Structured figure records:

━━━

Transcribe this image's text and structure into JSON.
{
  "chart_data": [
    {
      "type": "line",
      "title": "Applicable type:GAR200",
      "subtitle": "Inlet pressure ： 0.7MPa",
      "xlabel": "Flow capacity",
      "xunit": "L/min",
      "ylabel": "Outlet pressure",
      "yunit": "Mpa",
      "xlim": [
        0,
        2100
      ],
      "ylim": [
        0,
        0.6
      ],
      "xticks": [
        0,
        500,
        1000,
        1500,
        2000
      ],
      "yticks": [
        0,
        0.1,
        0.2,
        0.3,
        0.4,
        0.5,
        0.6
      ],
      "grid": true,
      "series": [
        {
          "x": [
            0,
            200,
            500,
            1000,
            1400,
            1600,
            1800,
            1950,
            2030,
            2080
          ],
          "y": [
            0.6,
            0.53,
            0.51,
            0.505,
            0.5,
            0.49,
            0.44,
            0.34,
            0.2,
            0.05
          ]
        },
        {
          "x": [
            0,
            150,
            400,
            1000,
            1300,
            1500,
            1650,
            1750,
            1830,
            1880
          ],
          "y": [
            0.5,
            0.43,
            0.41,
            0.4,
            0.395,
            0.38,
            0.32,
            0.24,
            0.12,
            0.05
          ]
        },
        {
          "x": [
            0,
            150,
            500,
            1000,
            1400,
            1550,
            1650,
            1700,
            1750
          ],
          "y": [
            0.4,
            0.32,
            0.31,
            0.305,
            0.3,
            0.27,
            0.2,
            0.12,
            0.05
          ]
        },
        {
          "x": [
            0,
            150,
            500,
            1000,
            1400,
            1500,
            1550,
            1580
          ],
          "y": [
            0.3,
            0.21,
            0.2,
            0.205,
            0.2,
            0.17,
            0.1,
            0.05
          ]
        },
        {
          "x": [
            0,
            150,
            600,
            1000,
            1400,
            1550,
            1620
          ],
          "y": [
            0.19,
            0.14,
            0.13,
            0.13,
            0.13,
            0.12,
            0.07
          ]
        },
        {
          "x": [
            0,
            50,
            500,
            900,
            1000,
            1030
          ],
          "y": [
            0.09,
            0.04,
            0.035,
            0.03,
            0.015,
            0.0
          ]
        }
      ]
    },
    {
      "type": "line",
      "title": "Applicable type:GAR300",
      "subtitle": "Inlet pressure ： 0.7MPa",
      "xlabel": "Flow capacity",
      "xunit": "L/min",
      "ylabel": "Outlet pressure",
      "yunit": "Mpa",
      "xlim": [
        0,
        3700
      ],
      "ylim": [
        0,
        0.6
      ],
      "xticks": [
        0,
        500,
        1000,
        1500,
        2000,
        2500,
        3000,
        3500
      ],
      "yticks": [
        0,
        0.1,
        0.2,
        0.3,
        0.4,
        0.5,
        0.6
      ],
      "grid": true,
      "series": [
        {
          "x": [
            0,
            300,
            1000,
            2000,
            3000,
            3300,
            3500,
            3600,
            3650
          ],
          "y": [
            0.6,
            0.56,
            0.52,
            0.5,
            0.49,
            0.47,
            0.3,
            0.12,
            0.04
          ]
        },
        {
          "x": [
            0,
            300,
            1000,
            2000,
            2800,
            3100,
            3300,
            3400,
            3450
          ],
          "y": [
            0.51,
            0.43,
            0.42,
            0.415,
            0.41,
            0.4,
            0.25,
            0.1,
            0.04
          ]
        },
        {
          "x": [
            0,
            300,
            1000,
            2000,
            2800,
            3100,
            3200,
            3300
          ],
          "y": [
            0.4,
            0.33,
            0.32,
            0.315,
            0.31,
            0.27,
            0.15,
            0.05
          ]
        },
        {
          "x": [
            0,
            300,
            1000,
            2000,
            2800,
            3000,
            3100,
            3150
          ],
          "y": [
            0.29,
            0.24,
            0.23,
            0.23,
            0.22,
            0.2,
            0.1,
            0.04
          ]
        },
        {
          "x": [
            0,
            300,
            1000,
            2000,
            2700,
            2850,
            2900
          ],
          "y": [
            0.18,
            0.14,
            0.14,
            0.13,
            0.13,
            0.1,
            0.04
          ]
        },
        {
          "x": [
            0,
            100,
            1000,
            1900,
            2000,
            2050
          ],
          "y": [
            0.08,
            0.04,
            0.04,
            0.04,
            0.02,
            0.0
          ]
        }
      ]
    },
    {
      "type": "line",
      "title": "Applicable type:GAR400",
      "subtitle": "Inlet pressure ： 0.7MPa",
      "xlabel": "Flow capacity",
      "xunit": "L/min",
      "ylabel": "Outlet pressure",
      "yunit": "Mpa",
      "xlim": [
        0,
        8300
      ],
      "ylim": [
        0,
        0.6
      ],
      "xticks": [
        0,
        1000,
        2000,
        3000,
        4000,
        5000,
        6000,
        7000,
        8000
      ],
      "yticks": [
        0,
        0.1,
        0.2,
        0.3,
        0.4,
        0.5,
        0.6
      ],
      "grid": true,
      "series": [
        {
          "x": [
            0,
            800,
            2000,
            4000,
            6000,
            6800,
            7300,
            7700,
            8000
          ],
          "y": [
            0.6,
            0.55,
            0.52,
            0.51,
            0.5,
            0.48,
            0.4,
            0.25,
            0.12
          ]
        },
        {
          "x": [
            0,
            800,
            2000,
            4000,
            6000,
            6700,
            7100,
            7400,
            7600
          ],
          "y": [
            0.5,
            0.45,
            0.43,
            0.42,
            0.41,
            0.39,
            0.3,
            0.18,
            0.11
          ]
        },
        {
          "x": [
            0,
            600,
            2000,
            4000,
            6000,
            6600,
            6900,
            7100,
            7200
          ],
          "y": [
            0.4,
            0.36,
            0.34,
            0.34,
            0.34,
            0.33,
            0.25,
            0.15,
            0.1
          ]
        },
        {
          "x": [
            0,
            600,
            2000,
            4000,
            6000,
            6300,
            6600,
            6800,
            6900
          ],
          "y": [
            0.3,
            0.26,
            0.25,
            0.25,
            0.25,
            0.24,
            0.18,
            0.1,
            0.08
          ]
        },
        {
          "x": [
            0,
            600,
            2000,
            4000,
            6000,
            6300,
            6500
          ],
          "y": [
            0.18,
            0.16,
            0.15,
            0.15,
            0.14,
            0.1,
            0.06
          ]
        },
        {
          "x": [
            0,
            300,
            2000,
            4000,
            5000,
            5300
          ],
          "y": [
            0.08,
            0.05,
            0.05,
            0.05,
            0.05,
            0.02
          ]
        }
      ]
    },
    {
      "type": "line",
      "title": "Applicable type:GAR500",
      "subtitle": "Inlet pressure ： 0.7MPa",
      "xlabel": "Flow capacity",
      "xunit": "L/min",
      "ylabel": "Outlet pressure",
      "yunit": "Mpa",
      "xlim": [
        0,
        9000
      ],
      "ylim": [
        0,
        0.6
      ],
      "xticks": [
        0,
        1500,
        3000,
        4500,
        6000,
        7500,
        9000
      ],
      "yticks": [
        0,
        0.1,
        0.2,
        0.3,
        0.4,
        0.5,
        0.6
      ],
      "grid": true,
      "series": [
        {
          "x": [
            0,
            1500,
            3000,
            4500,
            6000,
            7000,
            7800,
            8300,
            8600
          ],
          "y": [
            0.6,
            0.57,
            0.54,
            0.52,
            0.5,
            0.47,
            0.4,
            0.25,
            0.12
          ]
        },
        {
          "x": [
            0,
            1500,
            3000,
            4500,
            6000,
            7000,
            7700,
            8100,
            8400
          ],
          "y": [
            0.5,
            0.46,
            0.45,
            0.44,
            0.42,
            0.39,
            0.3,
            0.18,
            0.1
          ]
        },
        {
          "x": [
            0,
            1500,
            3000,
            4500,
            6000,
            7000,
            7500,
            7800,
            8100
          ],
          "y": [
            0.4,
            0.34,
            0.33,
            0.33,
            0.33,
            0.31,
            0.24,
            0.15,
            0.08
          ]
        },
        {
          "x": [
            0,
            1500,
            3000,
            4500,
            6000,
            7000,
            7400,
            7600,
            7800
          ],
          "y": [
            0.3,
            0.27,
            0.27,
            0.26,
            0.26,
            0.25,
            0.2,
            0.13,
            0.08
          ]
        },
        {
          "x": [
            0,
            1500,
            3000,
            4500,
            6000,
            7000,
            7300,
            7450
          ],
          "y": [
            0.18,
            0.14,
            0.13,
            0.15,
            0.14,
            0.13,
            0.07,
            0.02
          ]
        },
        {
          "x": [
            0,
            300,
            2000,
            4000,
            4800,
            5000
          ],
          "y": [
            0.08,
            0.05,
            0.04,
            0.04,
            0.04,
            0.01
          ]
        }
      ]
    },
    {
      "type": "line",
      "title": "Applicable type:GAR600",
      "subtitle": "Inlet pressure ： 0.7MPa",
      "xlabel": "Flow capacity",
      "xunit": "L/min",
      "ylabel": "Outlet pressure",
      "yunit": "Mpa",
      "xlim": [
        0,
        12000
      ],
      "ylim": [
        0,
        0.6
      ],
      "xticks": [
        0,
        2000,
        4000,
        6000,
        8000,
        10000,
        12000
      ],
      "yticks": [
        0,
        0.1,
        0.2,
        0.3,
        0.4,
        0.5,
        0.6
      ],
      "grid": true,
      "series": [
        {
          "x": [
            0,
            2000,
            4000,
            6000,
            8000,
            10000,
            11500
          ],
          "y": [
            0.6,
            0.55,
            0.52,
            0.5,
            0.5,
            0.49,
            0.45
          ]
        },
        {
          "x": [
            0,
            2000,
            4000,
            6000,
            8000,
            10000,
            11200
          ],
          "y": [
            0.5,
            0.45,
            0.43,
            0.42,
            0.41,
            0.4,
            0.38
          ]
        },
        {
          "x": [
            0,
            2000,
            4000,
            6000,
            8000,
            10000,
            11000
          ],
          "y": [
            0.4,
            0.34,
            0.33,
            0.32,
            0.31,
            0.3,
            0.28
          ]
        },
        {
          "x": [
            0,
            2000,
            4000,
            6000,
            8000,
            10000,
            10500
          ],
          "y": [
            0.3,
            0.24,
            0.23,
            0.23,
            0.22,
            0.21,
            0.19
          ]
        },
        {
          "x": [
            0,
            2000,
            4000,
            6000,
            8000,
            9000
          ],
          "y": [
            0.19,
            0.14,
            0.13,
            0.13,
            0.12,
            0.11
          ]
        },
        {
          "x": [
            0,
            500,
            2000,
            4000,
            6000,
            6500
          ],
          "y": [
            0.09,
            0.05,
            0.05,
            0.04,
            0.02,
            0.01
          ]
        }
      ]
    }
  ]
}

━━━

WHAT YOU SHOULD DO: Write out every line of the entries that holds the word "Applicable".

SOLUTION TO THE PROBLEM:
      "title": "Applicable type:GAR200",
      "title": "Applicable type:GAR300",
      "title": "Applicable type:GAR400",
      "title": "Applicable type:GAR500",
      "title": "Applicable type:GAR600",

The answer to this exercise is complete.